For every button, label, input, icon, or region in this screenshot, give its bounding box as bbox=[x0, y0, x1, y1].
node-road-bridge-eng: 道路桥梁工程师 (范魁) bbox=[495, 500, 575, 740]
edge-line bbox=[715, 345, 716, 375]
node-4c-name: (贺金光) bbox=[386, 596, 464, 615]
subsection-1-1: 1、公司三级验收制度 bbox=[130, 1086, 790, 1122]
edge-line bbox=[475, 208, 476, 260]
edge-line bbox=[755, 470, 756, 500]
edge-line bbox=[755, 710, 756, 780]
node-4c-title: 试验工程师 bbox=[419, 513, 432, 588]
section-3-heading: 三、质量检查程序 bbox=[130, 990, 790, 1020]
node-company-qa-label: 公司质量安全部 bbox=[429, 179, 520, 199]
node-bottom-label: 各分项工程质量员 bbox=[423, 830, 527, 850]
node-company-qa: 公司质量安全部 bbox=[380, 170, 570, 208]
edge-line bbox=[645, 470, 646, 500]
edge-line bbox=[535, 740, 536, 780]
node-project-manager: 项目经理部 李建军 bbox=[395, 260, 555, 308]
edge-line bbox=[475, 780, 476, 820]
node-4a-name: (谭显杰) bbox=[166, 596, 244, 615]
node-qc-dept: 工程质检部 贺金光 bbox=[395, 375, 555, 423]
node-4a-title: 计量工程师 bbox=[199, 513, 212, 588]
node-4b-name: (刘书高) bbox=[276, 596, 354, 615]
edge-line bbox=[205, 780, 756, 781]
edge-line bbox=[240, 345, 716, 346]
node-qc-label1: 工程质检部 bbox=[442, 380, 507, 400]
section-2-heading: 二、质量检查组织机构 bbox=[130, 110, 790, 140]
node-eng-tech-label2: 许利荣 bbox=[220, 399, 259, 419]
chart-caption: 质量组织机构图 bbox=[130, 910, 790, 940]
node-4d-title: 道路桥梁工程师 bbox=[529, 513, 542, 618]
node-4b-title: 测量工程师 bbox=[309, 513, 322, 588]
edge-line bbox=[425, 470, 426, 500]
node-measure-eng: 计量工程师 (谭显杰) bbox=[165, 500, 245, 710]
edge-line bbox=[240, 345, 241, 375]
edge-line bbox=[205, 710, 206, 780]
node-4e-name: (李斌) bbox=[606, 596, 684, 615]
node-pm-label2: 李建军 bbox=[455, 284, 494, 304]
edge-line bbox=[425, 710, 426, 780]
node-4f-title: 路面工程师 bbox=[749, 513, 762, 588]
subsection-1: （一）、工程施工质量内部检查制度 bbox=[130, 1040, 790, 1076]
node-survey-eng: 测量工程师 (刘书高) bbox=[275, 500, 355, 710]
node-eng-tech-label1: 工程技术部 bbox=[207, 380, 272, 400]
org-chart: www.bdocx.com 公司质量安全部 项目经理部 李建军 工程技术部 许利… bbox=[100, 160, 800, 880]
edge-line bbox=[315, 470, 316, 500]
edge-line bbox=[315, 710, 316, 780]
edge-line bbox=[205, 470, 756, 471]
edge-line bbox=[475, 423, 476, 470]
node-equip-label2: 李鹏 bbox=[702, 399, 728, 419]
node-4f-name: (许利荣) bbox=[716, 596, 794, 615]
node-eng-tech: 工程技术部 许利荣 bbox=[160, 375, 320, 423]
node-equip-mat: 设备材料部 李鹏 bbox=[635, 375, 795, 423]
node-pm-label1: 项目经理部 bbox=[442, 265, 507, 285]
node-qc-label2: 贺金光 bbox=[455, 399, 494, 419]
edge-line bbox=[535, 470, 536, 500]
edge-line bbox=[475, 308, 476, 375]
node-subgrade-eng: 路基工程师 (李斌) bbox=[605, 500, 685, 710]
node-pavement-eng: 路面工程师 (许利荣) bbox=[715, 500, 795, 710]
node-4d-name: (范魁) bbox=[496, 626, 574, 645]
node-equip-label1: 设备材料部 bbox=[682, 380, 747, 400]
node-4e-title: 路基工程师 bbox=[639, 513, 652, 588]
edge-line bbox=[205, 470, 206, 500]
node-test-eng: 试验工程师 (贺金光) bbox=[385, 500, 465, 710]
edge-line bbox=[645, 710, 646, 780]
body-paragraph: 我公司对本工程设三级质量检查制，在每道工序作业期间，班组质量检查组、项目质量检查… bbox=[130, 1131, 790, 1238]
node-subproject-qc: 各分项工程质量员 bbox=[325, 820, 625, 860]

▸ **Set task**
Please give the entries again from the first one through the entry containing "node-qc-dept: 工程质检部 贺金光", inclusive, swapping "edge-line" for "connector-line" and changing nothing else.

▸ **Output**
For every button, label, input, icon, or region in this screenshot, give its bounding box as bbox=[x0, y0, x1, y1].
node-road-bridge-eng: 道路桥梁工程师 (范魁) bbox=[495, 500, 575, 740]
connector-line bbox=[715, 345, 716, 375]
node-4c-name: (贺金光) bbox=[386, 596, 464, 615]
subsection-1-1: 1、公司三级验收制度 bbox=[130, 1086, 790, 1122]
connector-line bbox=[475, 208, 476, 260]
connector-line bbox=[755, 470, 756, 500]
connector-line bbox=[755, 710, 756, 780]
node-4c-title: 试验工程师 bbox=[419, 513, 432, 588]
section-3-heading: 三、质量检查程序 bbox=[130, 990, 790, 1020]
node-company-qa-label: 公司质量安全部 bbox=[429, 179, 520, 199]
node-bottom-label: 各分项工程质量员 bbox=[423, 830, 527, 850]
node-company-qa: 公司质量安全部 bbox=[380, 170, 570, 208]
connector-line bbox=[645, 470, 646, 500]
connector-line bbox=[535, 740, 536, 780]
node-project-manager: 项目经理部 李建军 bbox=[395, 260, 555, 308]
connector-line bbox=[475, 780, 476, 820]
node-4a-name: (谭显杰) bbox=[166, 596, 244, 615]
node-qc-dept: 工程质检部 贺金光 bbox=[395, 375, 555, 423]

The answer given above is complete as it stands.